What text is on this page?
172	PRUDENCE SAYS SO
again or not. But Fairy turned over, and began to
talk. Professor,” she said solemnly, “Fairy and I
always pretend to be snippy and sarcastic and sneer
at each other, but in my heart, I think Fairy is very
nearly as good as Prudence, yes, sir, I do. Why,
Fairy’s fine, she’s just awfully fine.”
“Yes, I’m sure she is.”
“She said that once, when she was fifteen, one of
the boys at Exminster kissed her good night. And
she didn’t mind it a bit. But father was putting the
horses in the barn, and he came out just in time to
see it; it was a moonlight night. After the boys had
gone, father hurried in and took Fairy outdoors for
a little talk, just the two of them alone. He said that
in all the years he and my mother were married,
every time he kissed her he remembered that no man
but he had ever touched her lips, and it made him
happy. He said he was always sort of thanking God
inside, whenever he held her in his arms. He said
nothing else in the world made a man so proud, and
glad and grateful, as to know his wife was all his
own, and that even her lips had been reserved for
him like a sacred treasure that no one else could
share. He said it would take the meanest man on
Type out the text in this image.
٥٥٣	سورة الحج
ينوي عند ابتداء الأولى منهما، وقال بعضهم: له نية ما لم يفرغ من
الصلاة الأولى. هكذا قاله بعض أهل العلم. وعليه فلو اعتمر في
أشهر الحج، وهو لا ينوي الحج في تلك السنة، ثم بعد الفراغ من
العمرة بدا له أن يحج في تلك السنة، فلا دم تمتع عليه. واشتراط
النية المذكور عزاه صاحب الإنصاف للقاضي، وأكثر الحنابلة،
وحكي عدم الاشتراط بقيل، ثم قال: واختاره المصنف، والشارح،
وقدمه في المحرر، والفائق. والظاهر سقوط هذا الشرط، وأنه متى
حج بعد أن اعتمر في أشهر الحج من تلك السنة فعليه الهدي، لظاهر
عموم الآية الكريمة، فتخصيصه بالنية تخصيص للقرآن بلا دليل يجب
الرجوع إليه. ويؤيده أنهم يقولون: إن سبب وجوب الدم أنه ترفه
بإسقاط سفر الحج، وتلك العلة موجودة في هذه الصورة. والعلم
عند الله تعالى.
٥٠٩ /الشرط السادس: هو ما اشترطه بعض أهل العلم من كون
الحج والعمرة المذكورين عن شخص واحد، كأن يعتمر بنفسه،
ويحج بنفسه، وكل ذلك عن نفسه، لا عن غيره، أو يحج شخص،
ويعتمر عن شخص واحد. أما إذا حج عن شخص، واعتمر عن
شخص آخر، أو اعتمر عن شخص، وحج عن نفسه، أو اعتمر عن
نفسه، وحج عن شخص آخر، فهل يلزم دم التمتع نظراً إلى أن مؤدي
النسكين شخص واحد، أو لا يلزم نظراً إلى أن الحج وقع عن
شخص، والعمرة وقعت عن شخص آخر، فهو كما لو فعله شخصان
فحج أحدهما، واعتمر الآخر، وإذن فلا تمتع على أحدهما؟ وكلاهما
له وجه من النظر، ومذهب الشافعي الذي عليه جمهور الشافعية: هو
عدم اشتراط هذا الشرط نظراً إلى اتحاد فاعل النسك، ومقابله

----

* SHORT EXERCISE
Check each line of the data above for the word "ينوي" and say how many lines contain it, giving nothing besides the number.

* EXERCISE OUTPUT
2